Written task: Quote the data from its first line through the line containing "1243, 1038, 1283]", inclusive. Reproduce those lines character for character and nothing more.
### Extracted records
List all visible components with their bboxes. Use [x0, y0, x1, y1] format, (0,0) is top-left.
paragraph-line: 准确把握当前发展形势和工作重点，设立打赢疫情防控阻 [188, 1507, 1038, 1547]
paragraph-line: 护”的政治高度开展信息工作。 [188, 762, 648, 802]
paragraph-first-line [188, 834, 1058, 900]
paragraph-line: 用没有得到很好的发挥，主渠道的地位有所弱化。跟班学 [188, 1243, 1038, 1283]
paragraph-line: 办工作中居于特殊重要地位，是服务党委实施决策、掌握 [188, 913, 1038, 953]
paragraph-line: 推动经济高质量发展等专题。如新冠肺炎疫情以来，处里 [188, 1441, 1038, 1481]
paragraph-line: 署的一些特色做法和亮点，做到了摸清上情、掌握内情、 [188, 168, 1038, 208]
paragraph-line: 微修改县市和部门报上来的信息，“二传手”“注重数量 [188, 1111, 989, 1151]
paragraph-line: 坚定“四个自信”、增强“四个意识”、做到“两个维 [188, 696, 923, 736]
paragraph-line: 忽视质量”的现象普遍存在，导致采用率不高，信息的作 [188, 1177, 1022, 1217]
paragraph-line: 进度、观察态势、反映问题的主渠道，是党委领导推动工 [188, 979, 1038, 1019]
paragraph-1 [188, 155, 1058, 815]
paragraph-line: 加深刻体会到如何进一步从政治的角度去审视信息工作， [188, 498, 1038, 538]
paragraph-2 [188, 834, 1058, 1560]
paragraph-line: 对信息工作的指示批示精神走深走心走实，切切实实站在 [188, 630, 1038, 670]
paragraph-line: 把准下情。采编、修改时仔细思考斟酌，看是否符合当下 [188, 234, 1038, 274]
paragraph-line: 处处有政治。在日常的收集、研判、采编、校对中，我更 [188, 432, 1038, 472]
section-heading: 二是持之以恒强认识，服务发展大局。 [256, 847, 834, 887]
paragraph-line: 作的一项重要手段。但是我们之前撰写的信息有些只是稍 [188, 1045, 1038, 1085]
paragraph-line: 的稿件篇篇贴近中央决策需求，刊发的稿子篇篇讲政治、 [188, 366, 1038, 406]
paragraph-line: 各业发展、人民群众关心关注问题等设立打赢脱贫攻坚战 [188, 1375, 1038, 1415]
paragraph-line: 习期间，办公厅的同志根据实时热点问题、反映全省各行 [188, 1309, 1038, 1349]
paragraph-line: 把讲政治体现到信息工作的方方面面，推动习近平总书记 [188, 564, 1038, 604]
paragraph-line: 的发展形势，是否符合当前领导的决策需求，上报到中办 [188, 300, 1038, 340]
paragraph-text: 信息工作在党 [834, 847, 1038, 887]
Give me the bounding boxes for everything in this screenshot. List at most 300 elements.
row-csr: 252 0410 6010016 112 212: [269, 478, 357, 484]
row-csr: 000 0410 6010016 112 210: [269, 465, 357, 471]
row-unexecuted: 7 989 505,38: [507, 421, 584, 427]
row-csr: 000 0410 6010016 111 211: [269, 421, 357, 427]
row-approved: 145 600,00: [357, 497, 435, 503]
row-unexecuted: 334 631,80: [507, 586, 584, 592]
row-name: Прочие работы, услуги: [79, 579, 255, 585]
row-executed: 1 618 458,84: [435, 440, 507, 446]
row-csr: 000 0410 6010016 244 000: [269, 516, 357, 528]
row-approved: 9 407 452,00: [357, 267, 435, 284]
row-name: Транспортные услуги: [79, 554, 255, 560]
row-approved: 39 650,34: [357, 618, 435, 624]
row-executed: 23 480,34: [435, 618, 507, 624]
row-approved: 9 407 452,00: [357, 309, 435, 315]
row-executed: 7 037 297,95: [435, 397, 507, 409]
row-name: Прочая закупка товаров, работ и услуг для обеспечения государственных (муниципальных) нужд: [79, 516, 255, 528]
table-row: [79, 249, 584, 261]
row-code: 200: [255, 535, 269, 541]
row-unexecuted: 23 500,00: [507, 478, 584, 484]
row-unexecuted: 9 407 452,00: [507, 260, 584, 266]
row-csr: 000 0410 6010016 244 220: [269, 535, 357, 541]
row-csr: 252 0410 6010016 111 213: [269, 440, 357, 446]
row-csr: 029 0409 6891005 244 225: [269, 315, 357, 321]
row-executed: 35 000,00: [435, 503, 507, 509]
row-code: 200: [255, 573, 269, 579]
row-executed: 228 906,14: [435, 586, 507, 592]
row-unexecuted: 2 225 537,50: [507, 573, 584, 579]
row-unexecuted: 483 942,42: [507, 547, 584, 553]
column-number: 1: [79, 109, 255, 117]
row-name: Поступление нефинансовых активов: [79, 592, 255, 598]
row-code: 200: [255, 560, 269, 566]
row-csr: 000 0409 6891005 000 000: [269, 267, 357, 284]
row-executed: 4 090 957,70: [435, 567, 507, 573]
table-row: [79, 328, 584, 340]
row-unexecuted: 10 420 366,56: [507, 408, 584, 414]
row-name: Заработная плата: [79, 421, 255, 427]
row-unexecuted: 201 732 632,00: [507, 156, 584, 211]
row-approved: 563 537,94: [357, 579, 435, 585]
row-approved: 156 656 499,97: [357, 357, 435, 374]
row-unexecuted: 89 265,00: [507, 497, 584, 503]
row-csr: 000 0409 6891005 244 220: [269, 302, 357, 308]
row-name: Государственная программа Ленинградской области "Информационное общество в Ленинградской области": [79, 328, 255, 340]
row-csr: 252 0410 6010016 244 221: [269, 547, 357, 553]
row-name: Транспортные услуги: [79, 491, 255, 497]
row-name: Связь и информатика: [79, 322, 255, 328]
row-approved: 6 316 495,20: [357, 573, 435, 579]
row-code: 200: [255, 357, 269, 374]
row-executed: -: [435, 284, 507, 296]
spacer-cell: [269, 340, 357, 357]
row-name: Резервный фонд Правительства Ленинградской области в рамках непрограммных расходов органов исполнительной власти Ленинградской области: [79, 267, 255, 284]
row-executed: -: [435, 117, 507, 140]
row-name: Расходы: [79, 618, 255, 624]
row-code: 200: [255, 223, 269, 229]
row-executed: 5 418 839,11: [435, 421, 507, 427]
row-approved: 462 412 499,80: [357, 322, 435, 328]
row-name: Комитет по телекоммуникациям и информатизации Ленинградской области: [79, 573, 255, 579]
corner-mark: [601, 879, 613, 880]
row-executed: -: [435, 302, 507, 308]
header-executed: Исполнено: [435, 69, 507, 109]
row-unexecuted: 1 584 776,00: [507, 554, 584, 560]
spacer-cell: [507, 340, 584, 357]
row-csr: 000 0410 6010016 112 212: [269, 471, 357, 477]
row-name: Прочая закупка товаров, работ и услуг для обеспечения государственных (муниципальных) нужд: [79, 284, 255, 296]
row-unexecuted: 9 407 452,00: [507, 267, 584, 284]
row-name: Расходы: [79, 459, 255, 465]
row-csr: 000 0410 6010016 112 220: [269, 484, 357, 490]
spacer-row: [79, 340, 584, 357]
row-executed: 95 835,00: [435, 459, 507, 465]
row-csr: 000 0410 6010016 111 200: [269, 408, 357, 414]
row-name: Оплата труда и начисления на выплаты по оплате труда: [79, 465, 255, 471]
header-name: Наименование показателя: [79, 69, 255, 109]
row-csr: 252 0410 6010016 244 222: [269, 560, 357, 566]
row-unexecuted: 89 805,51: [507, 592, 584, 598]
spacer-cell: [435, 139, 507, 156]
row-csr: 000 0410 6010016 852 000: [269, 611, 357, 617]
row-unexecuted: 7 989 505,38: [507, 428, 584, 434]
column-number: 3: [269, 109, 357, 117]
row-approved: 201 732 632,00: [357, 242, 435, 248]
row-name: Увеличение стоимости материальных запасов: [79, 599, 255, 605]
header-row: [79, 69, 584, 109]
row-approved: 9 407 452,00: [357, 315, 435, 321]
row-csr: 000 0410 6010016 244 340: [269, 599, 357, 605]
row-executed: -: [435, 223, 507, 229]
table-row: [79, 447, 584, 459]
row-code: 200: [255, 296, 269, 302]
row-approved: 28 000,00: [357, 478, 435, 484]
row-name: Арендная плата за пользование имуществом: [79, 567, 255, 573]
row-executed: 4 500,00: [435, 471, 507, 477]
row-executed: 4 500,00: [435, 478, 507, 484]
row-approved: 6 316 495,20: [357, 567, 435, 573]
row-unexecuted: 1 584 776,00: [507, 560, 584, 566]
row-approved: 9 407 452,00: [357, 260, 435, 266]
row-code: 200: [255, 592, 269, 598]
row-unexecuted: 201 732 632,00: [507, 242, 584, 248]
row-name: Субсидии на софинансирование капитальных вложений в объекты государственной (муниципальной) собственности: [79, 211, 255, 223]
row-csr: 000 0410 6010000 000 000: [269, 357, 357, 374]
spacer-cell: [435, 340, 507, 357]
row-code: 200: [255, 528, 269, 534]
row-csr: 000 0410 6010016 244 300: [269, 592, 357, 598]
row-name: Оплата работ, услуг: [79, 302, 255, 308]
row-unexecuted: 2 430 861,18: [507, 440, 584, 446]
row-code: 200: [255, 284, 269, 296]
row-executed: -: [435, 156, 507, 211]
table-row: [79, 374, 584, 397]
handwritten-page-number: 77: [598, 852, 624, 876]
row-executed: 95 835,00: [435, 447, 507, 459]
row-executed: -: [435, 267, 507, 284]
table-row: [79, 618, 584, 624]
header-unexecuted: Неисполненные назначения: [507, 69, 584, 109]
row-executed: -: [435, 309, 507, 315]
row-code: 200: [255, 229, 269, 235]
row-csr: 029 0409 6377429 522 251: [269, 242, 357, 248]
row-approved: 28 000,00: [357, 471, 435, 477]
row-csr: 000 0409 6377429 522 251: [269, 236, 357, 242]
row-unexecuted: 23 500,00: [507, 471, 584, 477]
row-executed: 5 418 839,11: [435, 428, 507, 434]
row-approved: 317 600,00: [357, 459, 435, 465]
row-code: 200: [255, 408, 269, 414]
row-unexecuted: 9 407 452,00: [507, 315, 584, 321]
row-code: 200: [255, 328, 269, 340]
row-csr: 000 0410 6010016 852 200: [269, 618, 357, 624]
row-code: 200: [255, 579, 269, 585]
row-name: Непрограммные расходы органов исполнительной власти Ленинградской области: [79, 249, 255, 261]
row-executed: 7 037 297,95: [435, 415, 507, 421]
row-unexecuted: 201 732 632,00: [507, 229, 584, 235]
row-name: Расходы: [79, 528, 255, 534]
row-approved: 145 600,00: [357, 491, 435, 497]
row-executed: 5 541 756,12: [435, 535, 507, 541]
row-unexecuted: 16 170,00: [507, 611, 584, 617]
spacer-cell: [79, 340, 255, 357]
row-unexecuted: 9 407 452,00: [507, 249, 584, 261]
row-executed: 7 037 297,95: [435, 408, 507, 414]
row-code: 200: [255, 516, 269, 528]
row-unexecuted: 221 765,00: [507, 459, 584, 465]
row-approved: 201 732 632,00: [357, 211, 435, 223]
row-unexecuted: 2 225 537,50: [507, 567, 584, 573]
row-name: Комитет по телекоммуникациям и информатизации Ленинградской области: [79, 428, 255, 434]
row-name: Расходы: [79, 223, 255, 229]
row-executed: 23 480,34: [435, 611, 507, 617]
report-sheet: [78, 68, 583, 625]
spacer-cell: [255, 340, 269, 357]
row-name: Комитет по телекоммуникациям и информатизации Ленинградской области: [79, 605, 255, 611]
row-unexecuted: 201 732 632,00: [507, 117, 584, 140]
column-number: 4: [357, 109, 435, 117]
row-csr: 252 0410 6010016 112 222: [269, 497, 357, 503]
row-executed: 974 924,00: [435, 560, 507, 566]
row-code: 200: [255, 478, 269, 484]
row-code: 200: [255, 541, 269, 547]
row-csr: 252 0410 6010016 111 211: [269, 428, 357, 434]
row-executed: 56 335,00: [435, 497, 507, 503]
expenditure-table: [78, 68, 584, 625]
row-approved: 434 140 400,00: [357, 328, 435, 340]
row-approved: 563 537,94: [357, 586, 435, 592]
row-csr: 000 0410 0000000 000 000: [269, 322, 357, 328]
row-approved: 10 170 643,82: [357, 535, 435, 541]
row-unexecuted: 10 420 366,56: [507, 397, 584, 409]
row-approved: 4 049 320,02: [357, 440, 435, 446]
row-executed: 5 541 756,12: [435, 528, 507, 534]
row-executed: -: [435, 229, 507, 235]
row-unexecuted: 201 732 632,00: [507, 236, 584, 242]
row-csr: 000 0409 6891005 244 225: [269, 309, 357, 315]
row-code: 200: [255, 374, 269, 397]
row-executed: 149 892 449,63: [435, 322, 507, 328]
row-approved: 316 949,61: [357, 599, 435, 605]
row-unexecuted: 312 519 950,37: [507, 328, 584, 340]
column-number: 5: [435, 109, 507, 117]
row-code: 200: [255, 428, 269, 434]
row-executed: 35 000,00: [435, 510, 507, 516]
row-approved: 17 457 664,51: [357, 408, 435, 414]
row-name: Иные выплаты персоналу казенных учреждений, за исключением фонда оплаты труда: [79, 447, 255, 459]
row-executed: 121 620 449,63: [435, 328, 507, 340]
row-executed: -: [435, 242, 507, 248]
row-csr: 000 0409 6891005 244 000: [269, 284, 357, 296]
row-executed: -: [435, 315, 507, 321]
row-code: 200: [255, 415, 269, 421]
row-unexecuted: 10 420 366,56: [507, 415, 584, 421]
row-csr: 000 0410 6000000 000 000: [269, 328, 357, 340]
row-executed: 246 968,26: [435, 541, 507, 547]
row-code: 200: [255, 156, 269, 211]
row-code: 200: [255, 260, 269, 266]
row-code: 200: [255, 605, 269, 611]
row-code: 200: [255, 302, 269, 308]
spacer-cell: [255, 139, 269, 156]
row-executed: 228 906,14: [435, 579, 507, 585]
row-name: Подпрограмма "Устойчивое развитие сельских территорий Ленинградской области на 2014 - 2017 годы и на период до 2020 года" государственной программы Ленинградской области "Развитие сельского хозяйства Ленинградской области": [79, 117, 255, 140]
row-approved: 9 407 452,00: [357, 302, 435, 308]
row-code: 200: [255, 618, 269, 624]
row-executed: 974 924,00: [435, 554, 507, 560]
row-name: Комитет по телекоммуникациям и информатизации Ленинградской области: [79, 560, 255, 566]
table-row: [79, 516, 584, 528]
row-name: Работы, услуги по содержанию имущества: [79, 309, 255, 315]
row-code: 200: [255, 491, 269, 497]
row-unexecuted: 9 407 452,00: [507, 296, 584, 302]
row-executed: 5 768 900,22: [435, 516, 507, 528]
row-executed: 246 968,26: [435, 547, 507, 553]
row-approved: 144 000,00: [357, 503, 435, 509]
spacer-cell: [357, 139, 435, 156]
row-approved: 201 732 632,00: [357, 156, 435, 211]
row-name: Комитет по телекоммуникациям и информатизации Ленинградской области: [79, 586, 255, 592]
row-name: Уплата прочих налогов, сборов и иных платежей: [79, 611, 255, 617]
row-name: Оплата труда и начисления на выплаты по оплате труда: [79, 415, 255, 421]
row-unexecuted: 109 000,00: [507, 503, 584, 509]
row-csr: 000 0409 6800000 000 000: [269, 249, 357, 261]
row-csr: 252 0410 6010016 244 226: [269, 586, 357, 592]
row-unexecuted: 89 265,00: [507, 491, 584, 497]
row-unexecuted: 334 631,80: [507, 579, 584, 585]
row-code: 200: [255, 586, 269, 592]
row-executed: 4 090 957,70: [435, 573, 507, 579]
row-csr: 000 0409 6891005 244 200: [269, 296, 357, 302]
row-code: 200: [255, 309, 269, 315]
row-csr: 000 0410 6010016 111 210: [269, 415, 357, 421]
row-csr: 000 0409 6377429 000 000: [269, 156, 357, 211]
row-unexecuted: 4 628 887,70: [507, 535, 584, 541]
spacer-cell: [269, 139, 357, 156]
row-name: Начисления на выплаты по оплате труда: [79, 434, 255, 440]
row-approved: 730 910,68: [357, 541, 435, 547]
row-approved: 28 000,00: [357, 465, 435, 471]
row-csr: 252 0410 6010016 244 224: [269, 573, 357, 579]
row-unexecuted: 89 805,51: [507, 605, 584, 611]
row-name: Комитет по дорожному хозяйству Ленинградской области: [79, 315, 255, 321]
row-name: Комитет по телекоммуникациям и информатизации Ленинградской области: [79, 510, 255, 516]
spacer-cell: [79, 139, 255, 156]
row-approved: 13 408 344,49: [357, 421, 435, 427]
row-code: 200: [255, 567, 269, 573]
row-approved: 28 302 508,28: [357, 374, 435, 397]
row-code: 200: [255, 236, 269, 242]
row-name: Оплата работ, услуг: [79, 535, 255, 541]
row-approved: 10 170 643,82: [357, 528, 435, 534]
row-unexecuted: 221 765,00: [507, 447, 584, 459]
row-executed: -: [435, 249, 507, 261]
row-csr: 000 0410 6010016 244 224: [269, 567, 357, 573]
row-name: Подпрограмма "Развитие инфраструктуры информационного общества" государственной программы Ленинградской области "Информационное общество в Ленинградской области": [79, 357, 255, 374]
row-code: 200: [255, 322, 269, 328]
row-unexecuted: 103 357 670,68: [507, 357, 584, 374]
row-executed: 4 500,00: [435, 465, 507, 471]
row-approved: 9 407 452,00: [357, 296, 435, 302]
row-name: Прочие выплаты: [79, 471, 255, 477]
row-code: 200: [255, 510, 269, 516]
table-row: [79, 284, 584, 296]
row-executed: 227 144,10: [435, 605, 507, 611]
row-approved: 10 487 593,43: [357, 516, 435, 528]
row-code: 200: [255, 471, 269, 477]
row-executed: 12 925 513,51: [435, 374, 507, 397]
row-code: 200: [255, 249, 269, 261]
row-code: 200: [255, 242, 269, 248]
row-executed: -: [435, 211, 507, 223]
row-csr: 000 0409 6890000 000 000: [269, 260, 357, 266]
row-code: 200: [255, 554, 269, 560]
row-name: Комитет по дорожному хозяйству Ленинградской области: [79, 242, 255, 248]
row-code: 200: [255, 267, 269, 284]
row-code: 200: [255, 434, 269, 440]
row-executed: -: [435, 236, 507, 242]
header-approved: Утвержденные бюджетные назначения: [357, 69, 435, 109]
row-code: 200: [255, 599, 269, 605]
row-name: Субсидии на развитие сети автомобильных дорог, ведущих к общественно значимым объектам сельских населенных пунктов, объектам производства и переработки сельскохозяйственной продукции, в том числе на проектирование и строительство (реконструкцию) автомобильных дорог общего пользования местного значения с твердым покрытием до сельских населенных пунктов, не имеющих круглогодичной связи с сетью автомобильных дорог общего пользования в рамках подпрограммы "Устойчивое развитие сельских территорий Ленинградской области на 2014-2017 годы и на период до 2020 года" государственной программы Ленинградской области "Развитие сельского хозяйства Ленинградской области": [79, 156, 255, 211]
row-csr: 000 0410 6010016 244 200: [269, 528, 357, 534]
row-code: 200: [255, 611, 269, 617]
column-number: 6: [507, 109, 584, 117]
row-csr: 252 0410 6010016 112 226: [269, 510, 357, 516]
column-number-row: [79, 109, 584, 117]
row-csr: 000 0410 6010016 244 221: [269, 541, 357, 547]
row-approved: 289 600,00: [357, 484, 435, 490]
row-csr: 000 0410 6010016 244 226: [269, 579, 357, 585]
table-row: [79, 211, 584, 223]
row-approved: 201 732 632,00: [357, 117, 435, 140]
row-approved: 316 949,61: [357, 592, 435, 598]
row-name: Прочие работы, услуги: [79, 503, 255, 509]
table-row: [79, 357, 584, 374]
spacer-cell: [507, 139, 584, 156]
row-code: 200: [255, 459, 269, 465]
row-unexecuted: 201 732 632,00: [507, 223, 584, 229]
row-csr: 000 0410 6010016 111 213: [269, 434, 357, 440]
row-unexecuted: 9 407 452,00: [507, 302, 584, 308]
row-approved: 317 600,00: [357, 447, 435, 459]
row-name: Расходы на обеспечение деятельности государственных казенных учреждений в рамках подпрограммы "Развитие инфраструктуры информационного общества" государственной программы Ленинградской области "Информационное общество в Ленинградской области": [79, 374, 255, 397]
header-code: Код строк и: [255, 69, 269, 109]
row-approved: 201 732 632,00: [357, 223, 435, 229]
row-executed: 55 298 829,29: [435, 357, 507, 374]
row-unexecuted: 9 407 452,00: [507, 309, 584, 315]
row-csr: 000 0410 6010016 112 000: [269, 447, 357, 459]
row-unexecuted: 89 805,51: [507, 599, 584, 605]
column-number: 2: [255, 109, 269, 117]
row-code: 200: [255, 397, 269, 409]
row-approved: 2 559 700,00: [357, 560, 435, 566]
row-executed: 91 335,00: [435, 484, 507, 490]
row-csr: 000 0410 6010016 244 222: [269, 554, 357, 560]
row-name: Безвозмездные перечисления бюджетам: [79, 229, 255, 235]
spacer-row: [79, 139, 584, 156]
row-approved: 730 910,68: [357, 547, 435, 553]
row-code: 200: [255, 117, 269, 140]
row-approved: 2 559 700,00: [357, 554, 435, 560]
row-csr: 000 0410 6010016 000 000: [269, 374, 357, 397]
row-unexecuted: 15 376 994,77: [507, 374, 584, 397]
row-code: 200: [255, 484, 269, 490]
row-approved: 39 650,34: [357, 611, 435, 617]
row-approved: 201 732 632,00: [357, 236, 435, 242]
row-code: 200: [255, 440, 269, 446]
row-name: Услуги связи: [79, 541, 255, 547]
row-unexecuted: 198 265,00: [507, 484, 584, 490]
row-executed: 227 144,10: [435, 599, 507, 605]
######
Expected answer:
List all visible components with their bboxes. Use [x0, y0, x1, y1] format, (0,0) is top-left.
paragraph-line: 准确把握当前发展形势和工作重点，设立打赢疫情防控阻 [188, 1507, 1038, 1547]
paragraph-line: 护”的政治高度开展信息工作。 [188, 762, 648, 802]
paragraph-first-line [188, 834, 1058, 900]
paragraph-line: 用没有得到很好的发挥，主渠道的地位有所弱化。跟班学 [188, 1243, 1038, 1283]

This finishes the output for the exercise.